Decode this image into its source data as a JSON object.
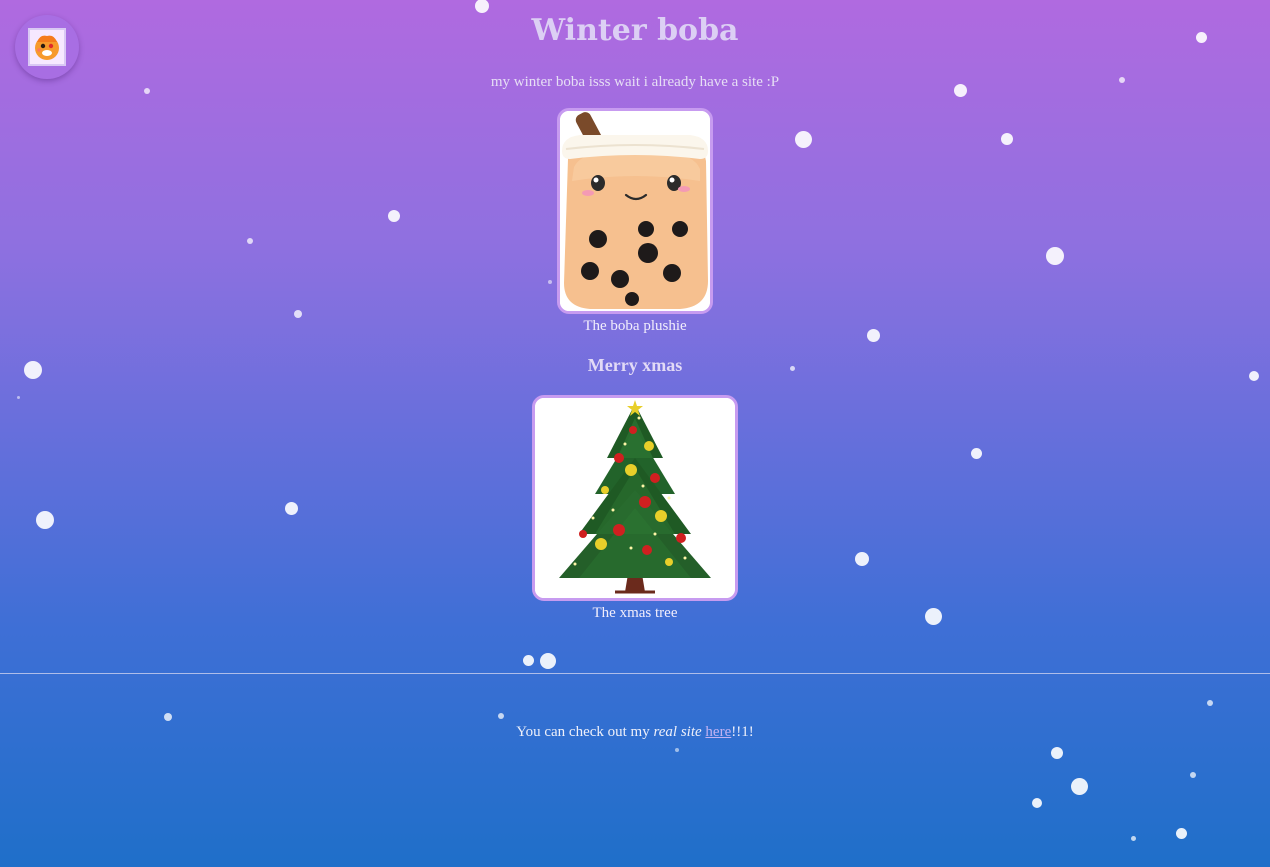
{
  "header": {
    "title": "Winter boba",
    "subtitle": "my winter boba isss wait i already have a site :P"
  },
  "avatar": {
    "icon": "orange-creature-icon"
  },
  "gallery": {
    "boba": {
      "caption": "The boba plushie",
      "image": "boba-plushie-image"
    },
    "section_heading": "Merry xmas",
    "tree": {
      "caption": "The xmas tree",
      "image": "christmas-tree-image"
    }
  },
  "footer": {
    "text_before": "You can check out my ",
    "emphasis": "real site",
    "space": " ",
    "link_label": "here",
    "text_after": "!!1!"
  },
  "colors": {
    "gradient_top": "#b06ae0",
    "gradient_bottom": "#1f6fc9",
    "card_border": "#c79bf0",
    "link": "#c3b3f2"
  }
}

(Problem statement):
Print the records word for word and exclude any picture they hold.

(Problem solution):
Decode this image into its source data as a JSON object.
{
  "header": {
    "title": "Winter boba",
    "subtitle": "my winter boba isss wait i already have a site :P"
  },
  "avatar": {
    "icon": "orange-creature-icon"
  },
  "gallery": {
    "boba": {
      "caption": "The boba plushie",
      "image": "boba-plushie-image"
    },
    "section_heading": "Merry xmas",
    "tree": {
      "caption": "The xmas tree",
      "image": "christmas-tree-image"
    }
  },
  "footer": {
    "text_before": "You can check out my ",
    "emphasis": "real site",
    "space": " ",
    "link_label": "here",
    "text_after": "!!1!"
  },
  "colors": {
    "gradient_top": "#b06ae0",
    "gradient_bottom": "#1f6fc9",
    "card_border": "#c79bf0",
    "link": "#c3b3f2"
  }
}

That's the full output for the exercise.